# [Supplied material]
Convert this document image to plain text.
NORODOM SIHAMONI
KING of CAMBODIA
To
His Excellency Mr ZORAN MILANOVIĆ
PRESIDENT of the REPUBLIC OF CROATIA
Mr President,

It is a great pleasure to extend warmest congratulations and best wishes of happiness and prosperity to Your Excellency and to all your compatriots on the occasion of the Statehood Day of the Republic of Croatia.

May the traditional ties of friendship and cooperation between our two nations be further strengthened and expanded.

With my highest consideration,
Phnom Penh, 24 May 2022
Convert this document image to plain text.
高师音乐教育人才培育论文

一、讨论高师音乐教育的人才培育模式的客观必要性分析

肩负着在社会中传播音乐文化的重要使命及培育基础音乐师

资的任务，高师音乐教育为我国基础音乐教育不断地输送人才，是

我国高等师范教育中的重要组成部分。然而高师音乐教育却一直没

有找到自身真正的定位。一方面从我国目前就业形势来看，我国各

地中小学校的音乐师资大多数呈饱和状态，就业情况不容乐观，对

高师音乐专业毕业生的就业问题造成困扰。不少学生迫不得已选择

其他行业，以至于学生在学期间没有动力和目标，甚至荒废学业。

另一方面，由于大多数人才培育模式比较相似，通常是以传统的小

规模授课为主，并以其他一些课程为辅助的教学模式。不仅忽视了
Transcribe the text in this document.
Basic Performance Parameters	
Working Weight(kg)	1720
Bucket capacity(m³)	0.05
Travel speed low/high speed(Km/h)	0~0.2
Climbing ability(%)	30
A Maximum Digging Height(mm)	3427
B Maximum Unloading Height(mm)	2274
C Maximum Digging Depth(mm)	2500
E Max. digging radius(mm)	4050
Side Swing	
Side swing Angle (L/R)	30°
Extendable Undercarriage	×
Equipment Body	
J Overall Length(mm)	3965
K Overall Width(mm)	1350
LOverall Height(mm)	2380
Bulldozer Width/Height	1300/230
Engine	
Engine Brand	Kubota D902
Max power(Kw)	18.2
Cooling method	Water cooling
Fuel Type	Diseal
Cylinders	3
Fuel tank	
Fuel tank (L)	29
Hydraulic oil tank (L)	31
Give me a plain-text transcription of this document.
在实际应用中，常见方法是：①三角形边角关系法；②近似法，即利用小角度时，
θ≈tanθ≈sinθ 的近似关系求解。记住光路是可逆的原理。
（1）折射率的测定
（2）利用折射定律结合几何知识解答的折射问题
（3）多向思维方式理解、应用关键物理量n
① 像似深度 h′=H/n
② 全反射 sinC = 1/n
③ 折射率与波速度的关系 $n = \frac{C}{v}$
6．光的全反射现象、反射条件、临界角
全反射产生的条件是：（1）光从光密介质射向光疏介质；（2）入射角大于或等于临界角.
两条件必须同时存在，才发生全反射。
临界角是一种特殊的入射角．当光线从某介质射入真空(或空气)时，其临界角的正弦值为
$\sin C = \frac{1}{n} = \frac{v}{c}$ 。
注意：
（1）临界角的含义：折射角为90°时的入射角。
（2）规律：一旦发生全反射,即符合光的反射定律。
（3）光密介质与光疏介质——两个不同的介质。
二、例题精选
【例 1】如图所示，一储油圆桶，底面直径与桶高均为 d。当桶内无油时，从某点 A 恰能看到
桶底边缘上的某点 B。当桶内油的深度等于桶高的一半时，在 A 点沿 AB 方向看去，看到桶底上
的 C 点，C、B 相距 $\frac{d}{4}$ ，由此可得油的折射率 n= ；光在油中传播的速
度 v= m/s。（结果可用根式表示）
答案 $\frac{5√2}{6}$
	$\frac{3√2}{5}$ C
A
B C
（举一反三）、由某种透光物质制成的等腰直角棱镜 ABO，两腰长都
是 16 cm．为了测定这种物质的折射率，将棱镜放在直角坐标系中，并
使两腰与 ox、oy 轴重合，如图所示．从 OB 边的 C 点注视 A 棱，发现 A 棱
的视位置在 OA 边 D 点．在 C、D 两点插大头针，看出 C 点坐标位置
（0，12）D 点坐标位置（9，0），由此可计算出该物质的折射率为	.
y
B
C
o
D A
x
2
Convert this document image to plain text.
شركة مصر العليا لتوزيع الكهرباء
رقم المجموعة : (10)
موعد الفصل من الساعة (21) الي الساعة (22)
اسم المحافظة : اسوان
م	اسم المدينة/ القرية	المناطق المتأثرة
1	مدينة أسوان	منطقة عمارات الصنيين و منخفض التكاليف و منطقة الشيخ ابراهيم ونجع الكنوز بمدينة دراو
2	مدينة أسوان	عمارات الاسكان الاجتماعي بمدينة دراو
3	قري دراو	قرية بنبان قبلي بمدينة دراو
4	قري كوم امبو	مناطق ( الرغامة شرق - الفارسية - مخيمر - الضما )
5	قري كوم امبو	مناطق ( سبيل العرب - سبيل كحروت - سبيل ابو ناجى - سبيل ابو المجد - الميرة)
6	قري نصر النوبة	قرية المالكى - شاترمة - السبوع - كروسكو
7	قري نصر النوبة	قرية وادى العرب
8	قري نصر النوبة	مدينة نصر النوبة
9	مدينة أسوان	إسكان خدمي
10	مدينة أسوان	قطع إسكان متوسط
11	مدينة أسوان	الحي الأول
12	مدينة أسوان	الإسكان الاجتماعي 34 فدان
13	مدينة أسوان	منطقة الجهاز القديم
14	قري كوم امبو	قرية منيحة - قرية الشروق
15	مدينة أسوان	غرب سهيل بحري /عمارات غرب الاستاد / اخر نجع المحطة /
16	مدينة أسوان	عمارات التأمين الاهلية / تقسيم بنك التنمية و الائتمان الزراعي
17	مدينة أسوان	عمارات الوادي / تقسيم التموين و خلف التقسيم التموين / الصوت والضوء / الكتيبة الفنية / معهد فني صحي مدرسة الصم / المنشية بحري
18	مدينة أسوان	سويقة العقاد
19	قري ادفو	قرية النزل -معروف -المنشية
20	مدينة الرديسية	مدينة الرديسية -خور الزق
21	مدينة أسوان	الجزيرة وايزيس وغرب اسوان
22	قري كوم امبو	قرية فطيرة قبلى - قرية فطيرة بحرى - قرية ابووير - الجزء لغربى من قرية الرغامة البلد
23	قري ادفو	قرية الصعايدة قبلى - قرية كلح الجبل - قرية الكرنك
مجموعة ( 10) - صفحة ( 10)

# [Exercise aim]
Reproduce the entire listing word for word.

# [Problem solution]
Convert this document image to plain text.
NORODOM SIHAMONI
KING of CAMBODIA
To
His Excellency Mr ZORAN MILANOVIĆ
PRESIDENT of the REPUBLIC OF CROATIA
Mr President,

It is a great pleasure to extend warmest congratulations and best wishes of happiness and prosperity to Your Excellency and to all your compatriots on the occasion of the Statehood Day of the Republic of Croatia.

May the traditional ties of friendship and cooperation between our two nations be further strengthened and expanded.

With my highest consideration,
Phnom Penh, 24 May 2022
Convert this document image to plain text.
高师音乐教育人才培育论文

一、讨论高师音乐教育的人才培育模式的客观必要性分析

肩负着在社会中传播音乐文化的重要使命及培育基础音乐师

资的任务，高师音乐教育为我国基础音乐教育不断地输送人才，是

我国高等师范教育中的重要组成部分。然而高师音乐教育却一直没

有找到自身真正的定位。一方面从我国目前就业形势来看，我国各

地中小学校的音乐师资大多数呈饱和状态，就业情况不容乐观，对

高师音乐专业毕业生的就业问题造成困扰。不少学生迫不得已选择

其他行业，以至于学生在学期间没有动力和目标，甚至荒废学业。

另一方面，由于大多数人才培育模式比较相似，通常是以传统的小

规模授课为主，并以其他一些课程为辅助的教学模式。不仅忽视了
Transcribe the text in this document.
Basic Performance Parameters	
Working Weight(kg)	1720
Bucket capacity(m³)	0.05
Travel speed low/high speed(Km/h)	0~0.2
Climbing ability(%)	30
A Maximum Digging Height(mm)	3427
B Maximum Unloading Height(mm)	2274
C Maximum Digging Depth(mm)	2500
E Max. digging radius(mm)	4050
Side Swing	
Side swing Angle (L/R)	30°
Extendable Undercarriage	×
Equipment Body	
J Overall Length(mm)	3965
K Overall Width(mm)	1350
LOverall Height(mm)	2380
Bulldozer Width/Height	1300/230
Engine	
Engine Brand	Kubota D902
Max power(Kw)	18.2
Cooling method	Water cooling
Fuel Type	Diseal
Cylinders	3
Fuel tank	
Fuel tank (L)	29
Hydraulic oil tank (L)	31
Give me a plain-text transcription of this document.
在实际应用中，常见方法是：①三角形边角关系法；②近似法，即利用小角度时，
θ≈tanθ≈sinθ 的近似关系求解。记住光路是可逆的原理。
（1）折射率的测定
（2）利用折射定律结合几何知识解答的折射问题
（3）多向思维方式理解、应用关键物理量n
① 像似深度 h′=H/n
② 全反射 sinC = 1/n
③ 折射率与波速度的关系 $n = \frac{C}{v}$
6．光的全反射现象、反射条件、临界角
全反射产生的条件是：（1）光从光密介质射向光疏介质；（2）入射角大于或等于临界角.
两条件必须同时存在，才发生全反射。
临界角是一种特殊的入射角．当光线从某介质射入真空(或空气)时，其临界角的正弦值为
$\sin C = \frac{1}{n} = \frac{v}{c}$ 。
注意：
（1）临界角的含义：折射角为90°时的入射角。
（2）规律：一旦发生全反射,即符合光的反射定律。
（3）光密介质与光疏介质——两个不同的介质。
二、例题精选
【例 1】如图所示，一储油圆桶，底面直径与桶高均为 d。当桶内无油时，从某点 A 恰能看到
桶底边缘上的某点 B。当桶内油的深度等于桶高的一半时，在 A 点沿 AB 方向看去，看到桶底上
的 C 点，C、B 相距 $\frac{d}{4}$ ，由此可得油的折射率 n= ；光在油中传播的速
度 v= m/s。（结果可用根式表示）
答案 $\frac{5√2}{6}$
	$\frac{3√2}{5}$ C
A
B C
（举一反三）、由某种透光物质制成的等腰直角棱镜 ABO，两腰长都
是 16 cm．为了测定这种物质的折射率，将棱镜放在直角坐标系中，并
使两腰与 ox、oy 轴重合，如图所示．从 OB 边的 C 点注视 A 棱，发现 A 棱
的视位置在 OA 边 D 点．在 C、D 两点插大头针，看出 C 点坐标位置
（0，12）D 点坐标位置（9，0），由此可计算出该物质的折射率为	.
y
B
C
o
D A
x
2
Convert this document image to plain text.
شركة مصر العليا لتوزيع الكهرباء
رقم المجموعة : (10)
موعد الفصل من الساعة (21) الي الساعة (22)
اسم المحافظة : اسوان
م	اسم المدينة/ القرية	المناطق المتأثرة
1	مدينة أسوان	منطقة عمارات الصنيين و منخفض التكاليف و منطقة الشيخ ابراهيم ونجع الكنوز بمدينة دراو
2	مدينة أسوان	عمارات الاسكان الاجتماعي بمدينة دراو
3	قري دراو	قرية بنبان قبلي بمدينة دراو
4	قري كوم امبو	مناطق ( الرغامة شرق - الفارسية - مخيمر - الضما )
5	قري كوم امبو	مناطق ( سبيل العرب - سبيل كحروت - سبيل ابو ناجى - سبيل ابو المجد - الميرة)
6	قري نصر النوبة	قرية المالكى - شاترمة - السبوع - كروسكو
7	قري نصر النوبة	قرية وادى العرب
8	قري نصر النوبة	مدينة نصر النوبة
9	مدينة أسوان	إسكان خدمي
10	مدينة أسوان	قطع إسكان متوسط
11	مدينة أسوان	الحي الأول
12	مدينة أسوان	الإسكان الاجتماعي 34 فدان
13	مدينة أسوان	منطقة الجهاز القديم
14	قري كوم امبو	قرية منيحة - قرية الشروق
15	مدينة أسوان	غرب سهيل بحري /عمارات غرب الاستاد / اخر نجع المحطة /
16	مدينة أسوان	عمارات التأمين الاهلية / تقسيم بنك التنمية و الائتمان الزراعي
17	مدينة أسوان	عمارات الوادي / تقسيم التموين و خلف التقسيم التموين / الصوت والضوء / الكتيبة الفنية / معهد فني صحي مدرسة الصم / المنشية بحري
18	مدينة أسوان	سويقة العقاد
19	قري ادفو	قرية النزل -معروف -المنشية
20	مدينة الرديسية	مدينة الرديسية -خور الزق
21	مدينة أسوان	الجزيرة وايزيس وغرب اسوان
22	قري كوم امبو	قرية فطيرة قبلى - قرية فطيرة بحرى - قرية ابووير - الجزء لغربى من قرية الرغامة البلد
23	قري ادفو	قرية الصعايدة قبلى - قرية كلح الجبل - قرية الكرنك
مجموعة ( 10) - صفحة ( 10)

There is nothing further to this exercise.